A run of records
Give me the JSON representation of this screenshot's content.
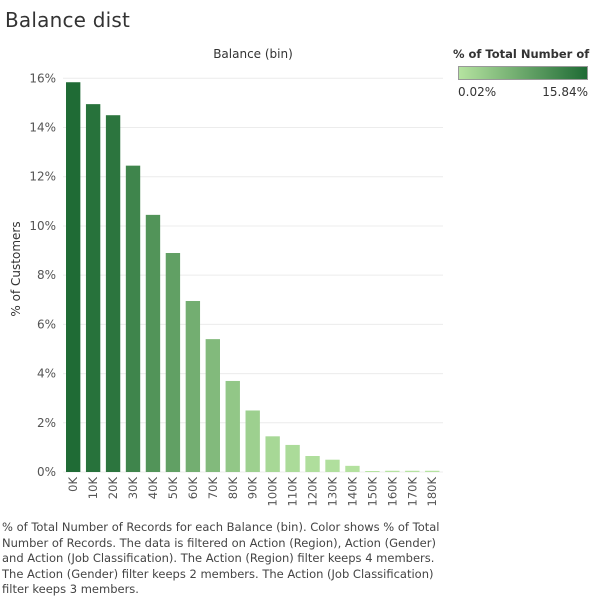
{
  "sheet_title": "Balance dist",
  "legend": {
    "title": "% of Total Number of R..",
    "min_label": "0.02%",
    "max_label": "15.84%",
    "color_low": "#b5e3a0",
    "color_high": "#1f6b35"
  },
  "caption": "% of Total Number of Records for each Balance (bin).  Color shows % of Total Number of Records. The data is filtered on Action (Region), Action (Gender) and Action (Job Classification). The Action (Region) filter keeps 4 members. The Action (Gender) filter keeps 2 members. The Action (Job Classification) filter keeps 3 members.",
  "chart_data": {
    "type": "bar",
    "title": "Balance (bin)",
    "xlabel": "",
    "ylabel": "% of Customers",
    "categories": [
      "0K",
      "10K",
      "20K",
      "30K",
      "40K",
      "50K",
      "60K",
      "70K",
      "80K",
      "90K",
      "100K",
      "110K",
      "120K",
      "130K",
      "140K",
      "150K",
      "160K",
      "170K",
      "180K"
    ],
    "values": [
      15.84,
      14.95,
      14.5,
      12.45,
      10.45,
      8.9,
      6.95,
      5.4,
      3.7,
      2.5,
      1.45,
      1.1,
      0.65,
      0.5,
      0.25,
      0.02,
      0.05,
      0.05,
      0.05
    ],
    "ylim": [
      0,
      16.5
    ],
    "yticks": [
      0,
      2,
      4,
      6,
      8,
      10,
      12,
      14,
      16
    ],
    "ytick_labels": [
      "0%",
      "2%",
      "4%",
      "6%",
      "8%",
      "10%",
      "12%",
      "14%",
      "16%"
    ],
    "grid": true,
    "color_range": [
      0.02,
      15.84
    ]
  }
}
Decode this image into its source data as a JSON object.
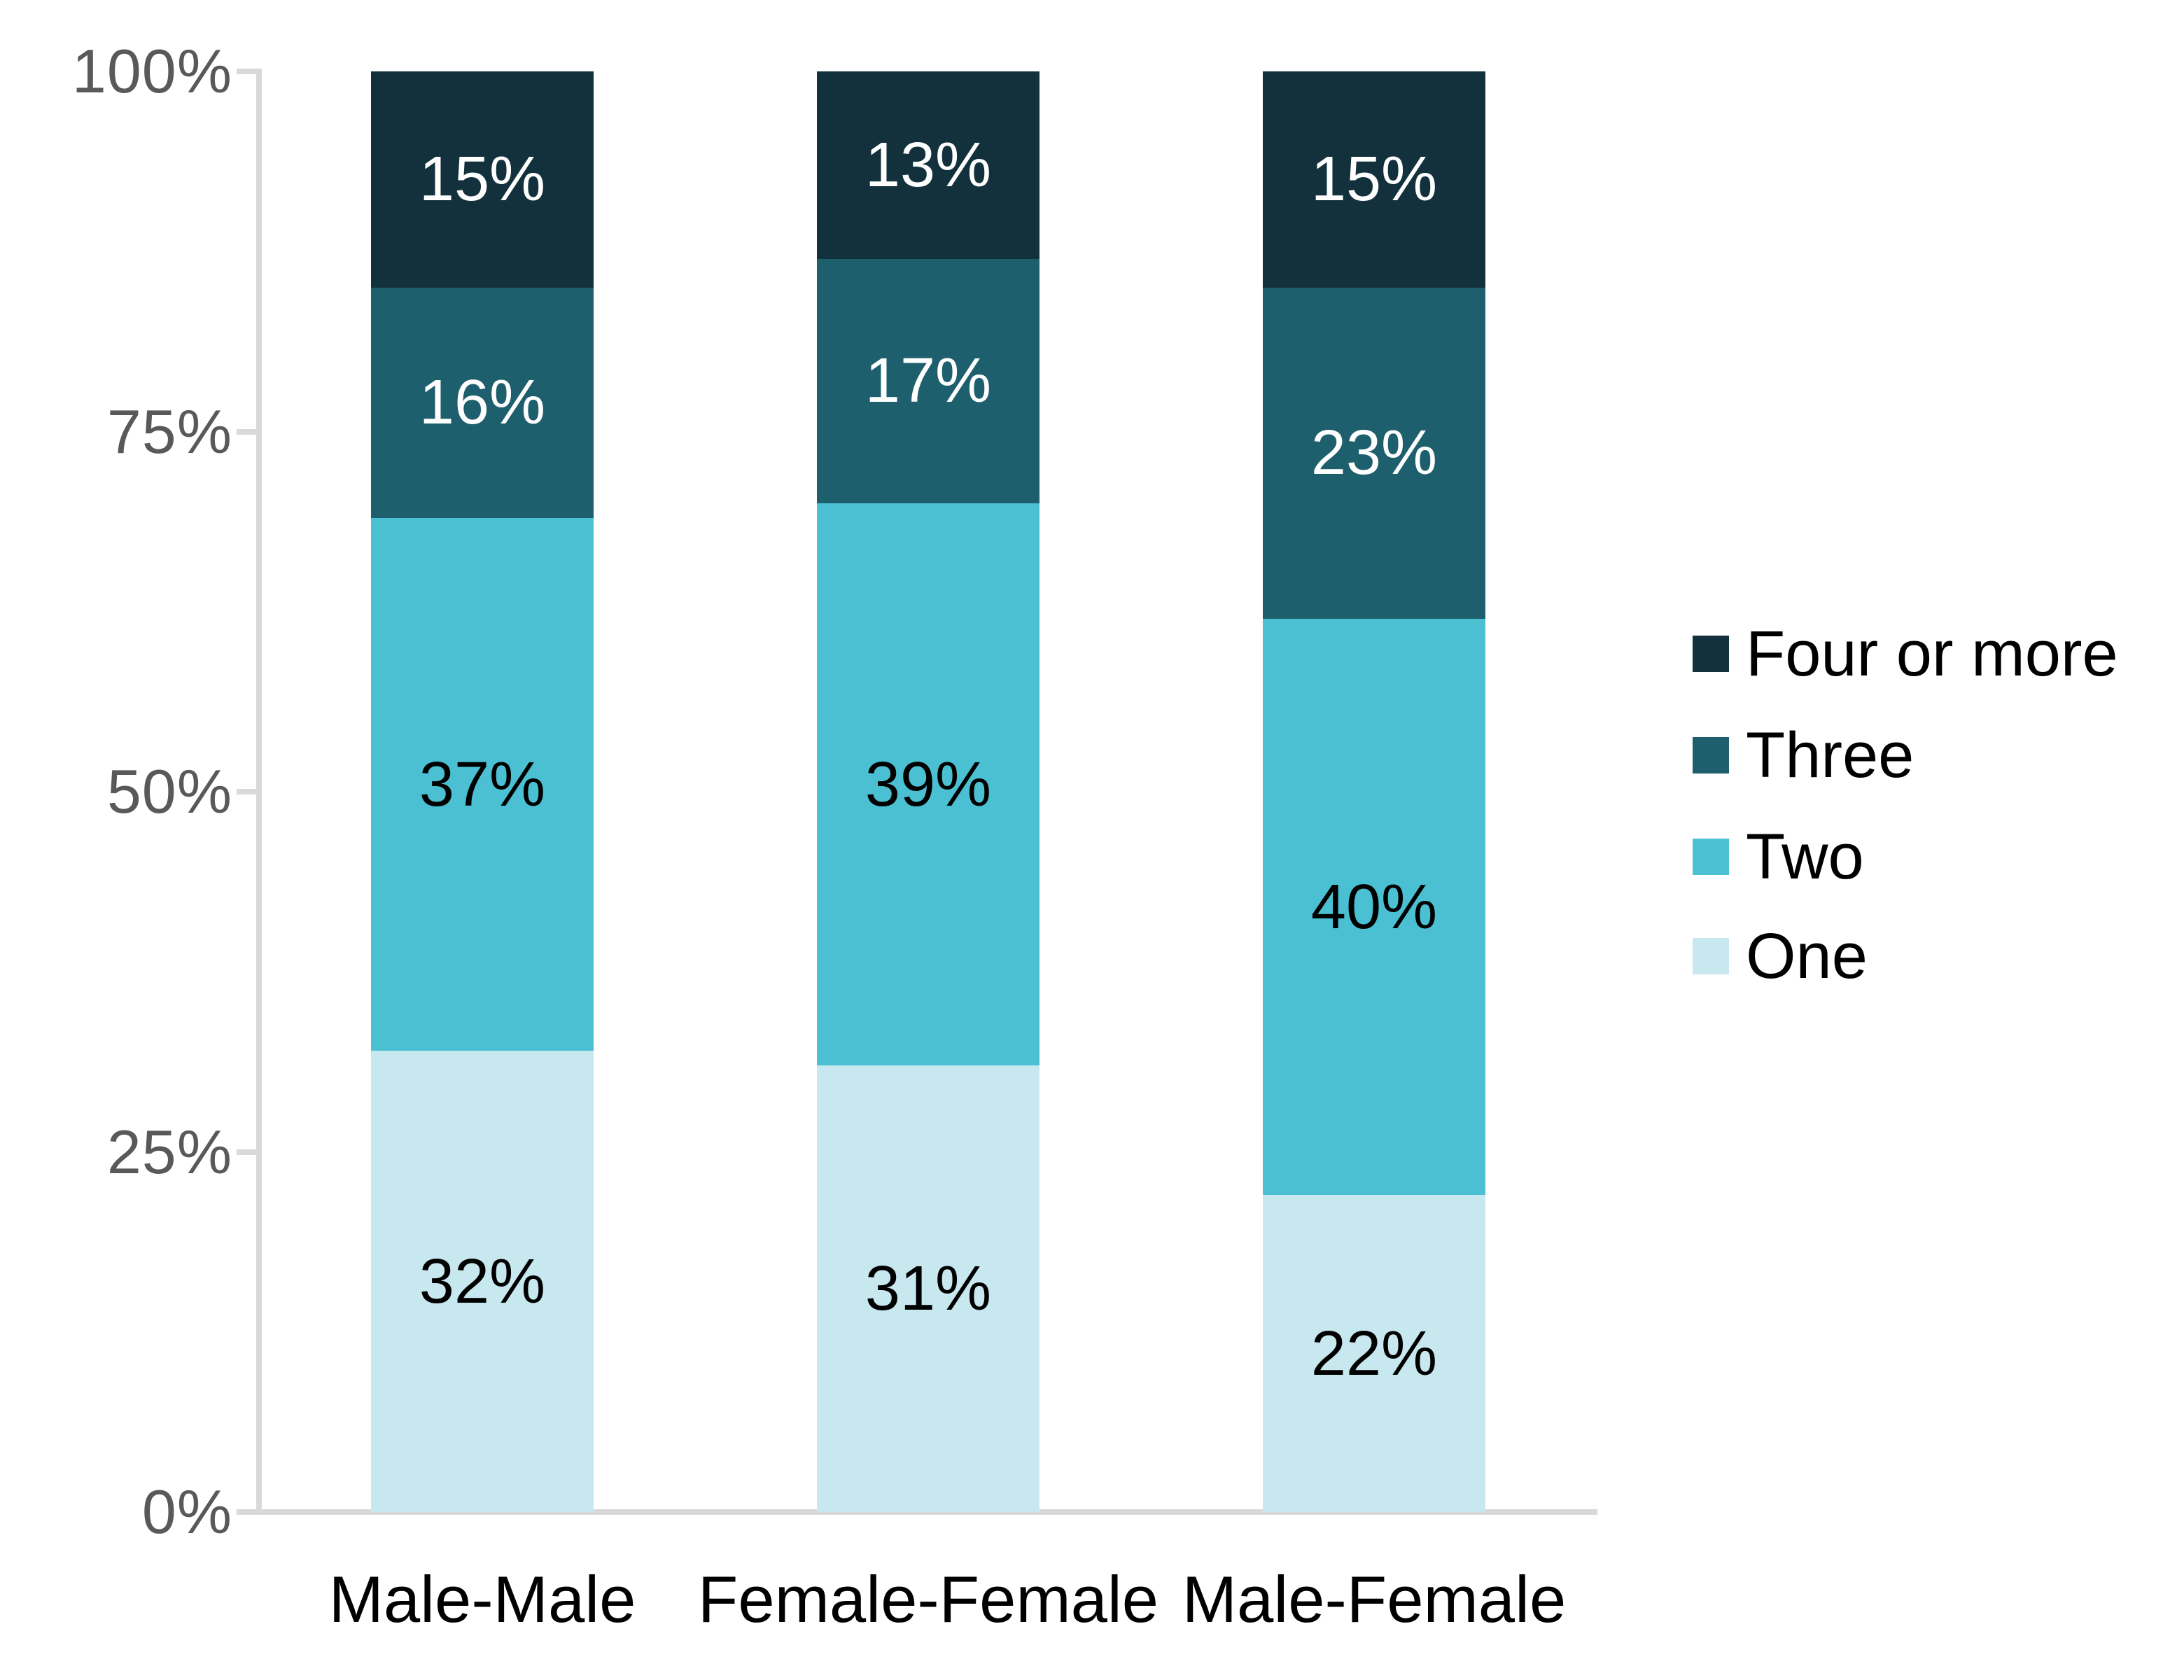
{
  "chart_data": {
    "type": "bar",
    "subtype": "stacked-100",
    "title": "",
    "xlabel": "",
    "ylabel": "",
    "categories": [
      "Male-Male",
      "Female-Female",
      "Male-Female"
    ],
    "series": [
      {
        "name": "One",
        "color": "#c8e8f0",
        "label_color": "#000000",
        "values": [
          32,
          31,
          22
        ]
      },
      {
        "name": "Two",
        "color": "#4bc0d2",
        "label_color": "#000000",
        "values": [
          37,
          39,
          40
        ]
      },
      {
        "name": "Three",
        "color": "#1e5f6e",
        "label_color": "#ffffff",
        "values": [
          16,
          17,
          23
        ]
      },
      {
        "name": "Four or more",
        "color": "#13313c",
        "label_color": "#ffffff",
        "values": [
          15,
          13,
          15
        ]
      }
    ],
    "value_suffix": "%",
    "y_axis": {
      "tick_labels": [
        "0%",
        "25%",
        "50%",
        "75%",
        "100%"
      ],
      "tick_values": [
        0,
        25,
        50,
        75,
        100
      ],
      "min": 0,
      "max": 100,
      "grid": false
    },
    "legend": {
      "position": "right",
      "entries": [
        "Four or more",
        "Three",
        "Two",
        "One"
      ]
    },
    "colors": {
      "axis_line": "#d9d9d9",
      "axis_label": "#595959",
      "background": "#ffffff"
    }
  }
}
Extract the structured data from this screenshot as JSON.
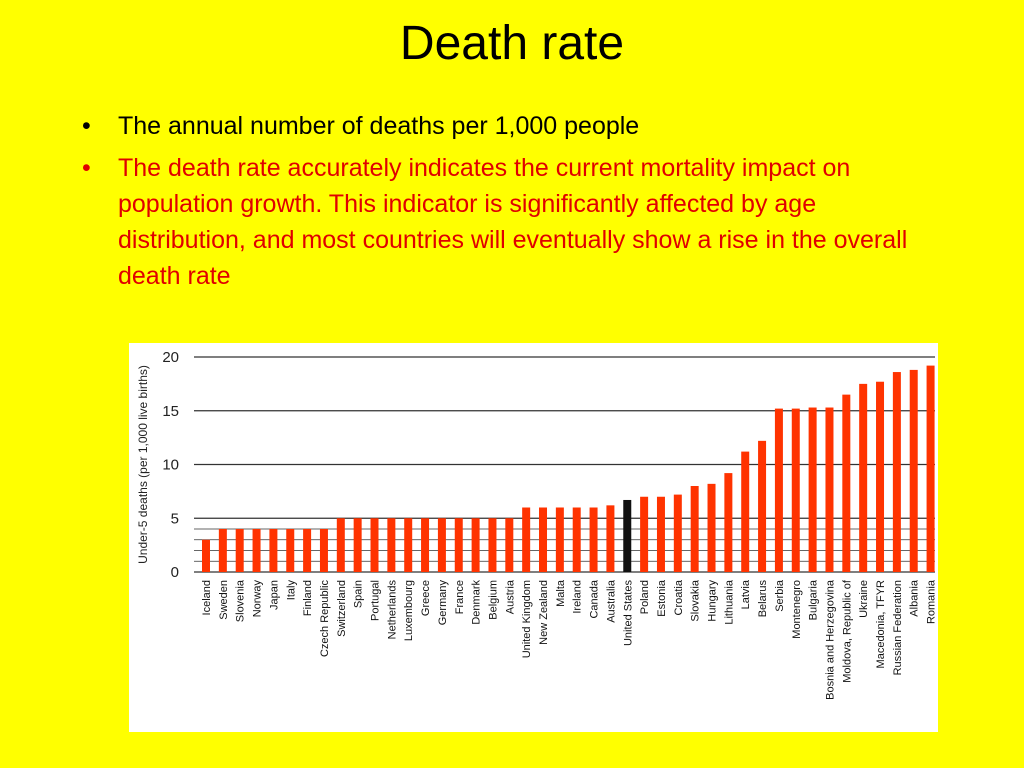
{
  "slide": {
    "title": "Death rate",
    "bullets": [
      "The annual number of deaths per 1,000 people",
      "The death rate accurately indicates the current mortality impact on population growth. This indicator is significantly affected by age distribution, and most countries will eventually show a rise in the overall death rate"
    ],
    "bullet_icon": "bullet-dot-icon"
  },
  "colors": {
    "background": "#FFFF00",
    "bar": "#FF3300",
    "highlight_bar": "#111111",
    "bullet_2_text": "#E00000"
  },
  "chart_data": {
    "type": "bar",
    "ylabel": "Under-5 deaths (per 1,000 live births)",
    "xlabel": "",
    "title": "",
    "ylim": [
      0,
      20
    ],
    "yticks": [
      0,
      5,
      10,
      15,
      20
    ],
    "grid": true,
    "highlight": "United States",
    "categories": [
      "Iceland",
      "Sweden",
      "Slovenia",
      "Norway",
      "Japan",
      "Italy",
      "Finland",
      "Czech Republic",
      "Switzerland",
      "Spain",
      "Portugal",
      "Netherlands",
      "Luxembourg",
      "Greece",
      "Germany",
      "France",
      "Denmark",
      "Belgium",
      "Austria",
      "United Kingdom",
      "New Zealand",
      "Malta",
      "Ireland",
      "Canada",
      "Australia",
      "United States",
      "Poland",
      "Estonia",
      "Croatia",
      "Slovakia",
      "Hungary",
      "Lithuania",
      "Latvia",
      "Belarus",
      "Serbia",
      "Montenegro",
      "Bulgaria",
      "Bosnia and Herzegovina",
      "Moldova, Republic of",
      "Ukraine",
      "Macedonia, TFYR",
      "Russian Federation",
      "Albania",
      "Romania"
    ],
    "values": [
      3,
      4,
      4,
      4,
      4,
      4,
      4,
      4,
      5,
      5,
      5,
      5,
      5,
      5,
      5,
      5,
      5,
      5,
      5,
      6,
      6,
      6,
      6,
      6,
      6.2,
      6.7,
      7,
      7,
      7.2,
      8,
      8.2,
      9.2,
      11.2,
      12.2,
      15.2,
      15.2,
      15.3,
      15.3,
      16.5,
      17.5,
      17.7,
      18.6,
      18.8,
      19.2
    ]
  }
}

THE PROBLEM → Make an exact copy of every entry above, minus the images.

WRITTEN ANSWER →
Give me the JSON representation of this screenshot's content.
{
  "sheet_title": "Balance dist",
  "legend": {
    "title": "% of Total Number of R..",
    "min_label": "0.02%",
    "max_label": "15.84%",
    "color_low": "#b5e3a0",
    "color_high": "#1f6b35"
  },
  "caption": "% of Total Number of Records for each Balance (bin).  Color shows % of Total Number of Records. The data is filtered on Action (Region), Action (Gender) and Action (Job Classification). The Action (Region) filter keeps 4 members. The Action (Gender) filter keeps 2 members. The Action (Job Classification) filter keeps 3 members.",
  "chart_data": {
    "type": "bar",
    "title": "Balance (bin)",
    "xlabel": "",
    "ylabel": "% of Customers",
    "categories": [
      "0K",
      "10K",
      "20K",
      "30K",
      "40K",
      "50K",
      "60K",
      "70K",
      "80K",
      "90K",
      "100K",
      "110K",
      "120K",
      "130K",
      "140K",
      "150K",
      "160K",
      "170K",
      "180K"
    ],
    "values": [
      15.84,
      14.95,
      14.5,
      12.45,
      10.45,
      8.9,
      6.95,
      5.4,
      3.7,
      2.5,
      1.45,
      1.1,
      0.65,
      0.5,
      0.25,
      0.02,
      0.05,
      0.05,
      0.05
    ],
    "ylim": [
      0,
      16.5
    ],
    "yticks": [
      0,
      2,
      4,
      6,
      8,
      10,
      12,
      14,
      16
    ],
    "ytick_labels": [
      "0%",
      "2%",
      "4%",
      "6%",
      "8%",
      "10%",
      "12%",
      "14%",
      "16%"
    ],
    "grid": true,
    "color_range": [
      0.02,
      15.84
    ]
  }
}
Decode this image into its source data as a JSON object.
{
  "chart_data": {
    "type": "bar",
    "subtype": "stacked-100",
    "title": "",
    "xlabel": "",
    "ylabel": "",
    "categories": [
      "Male-Male",
      "Female-Female",
      "Male-Female"
    ],
    "series": [
      {
        "name": "One",
        "color": "#c8e8f0",
        "label_color": "#000000",
        "values": [
          32,
          31,
          22
        ]
      },
      {
        "name": "Two",
        "color": "#4bc0d2",
        "label_color": "#000000",
        "values": [
          37,
          39,
          40
        ]
      },
      {
        "name": "Three",
        "color": "#1e5f6e",
        "label_color": "#ffffff",
        "values": [
          16,
          17,
          23
        ]
      },
      {
        "name": "Four or more",
        "color": "#13313c",
        "label_color": "#ffffff",
        "values": [
          15,
          13,
          15
        ]
      }
    ],
    "value_suffix": "%",
    "y_axis": {
      "tick_labels": [
        "0%",
        "25%",
        "50%",
        "75%",
        "100%"
      ],
      "tick_values": [
        0,
        25,
        50,
        75,
        100
      ],
      "min": 0,
      "max": 100,
      "grid": false
    },
    "legend": {
      "position": "right",
      "entries": [
        "Four or more",
        "Three",
        "Two",
        "One"
      ]
    },
    "colors": {
      "axis_line": "#d9d9d9",
      "axis_label": "#595959",
      "background": "#ffffff"
    }
  }
}
Extract the structured data from this screenshot as JSON.
{
  "slide": {
    "title": "Death rate",
    "bullets": [
      "The annual number of deaths per 1,000 people",
      "The death rate accurately indicates the current mortality impact on population growth. This indicator is significantly affected by age distribution, and most countries will eventually show a rise in the overall death rate"
    ],
    "bullet_icon": "bullet-dot-icon"
  },
  "colors": {
    "background": "#FFFF00",
    "bar": "#FF3300",
    "highlight_bar": "#111111",
    "bullet_2_text": "#E00000"
  },
  "chart_data": {
    "type": "bar",
    "ylabel": "Under-5 deaths (per 1,000 live births)",
    "xlabel": "",
    "title": "",
    "ylim": [
      0,
      20
    ],
    "yticks": [
      0,
      5,
      10,
      15,
      20
    ],
    "grid": true,
    "highlight": "United States",
    "categories": [
      "Iceland",
      "Sweden",
      "Slovenia",
      "Norway",
      "Japan",
      "Italy",
      "Finland",
      "Czech Republic",
      "Switzerland",
      "Spain",
      "Portugal",
      "Netherlands",
      "Luxembourg",
      "Greece",
      "Germany",
      "France",
      "Denmark",
      "Belgium",
      "Austria",
      "United Kingdom",
      "New Zealand",
      "Malta",
      "Ireland",
      "Canada",
      "Australia",
      "United States",
      "Poland",
      "Estonia",
      "Croatia",
      "Slovakia",
      "Hungary",
      "Lithuania",
      "Latvia",
      "Belarus",
      "Serbia",
      "Montenegro",
      "Bulgaria",
      "Bosnia and Herzegovina",
      "Moldova, Republic of",
      "Ukraine",
      "Macedonia, TFYR",
      "Russian Federation",
      "Albania",
      "Romania"
    ],
    "values": [
      3,
      4,
      4,
      4,
      4,
      4,
      4,
      4,
      5,
      5,
      5,
      5,
      5,
      5,
      5,
      5,
      5,
      5,
      5,
      6,
      6,
      6,
      6,
      6,
      6.2,
      6.7,
      7,
      7,
      7.2,
      8,
      8.2,
      9.2,
      11.2,
      12.2,
      15.2,
      15.2,
      15.3,
      15.3,
      16.5,
      17.5,
      17.7,
      18.6,
      18.8,
      19.2
    ]
  }
}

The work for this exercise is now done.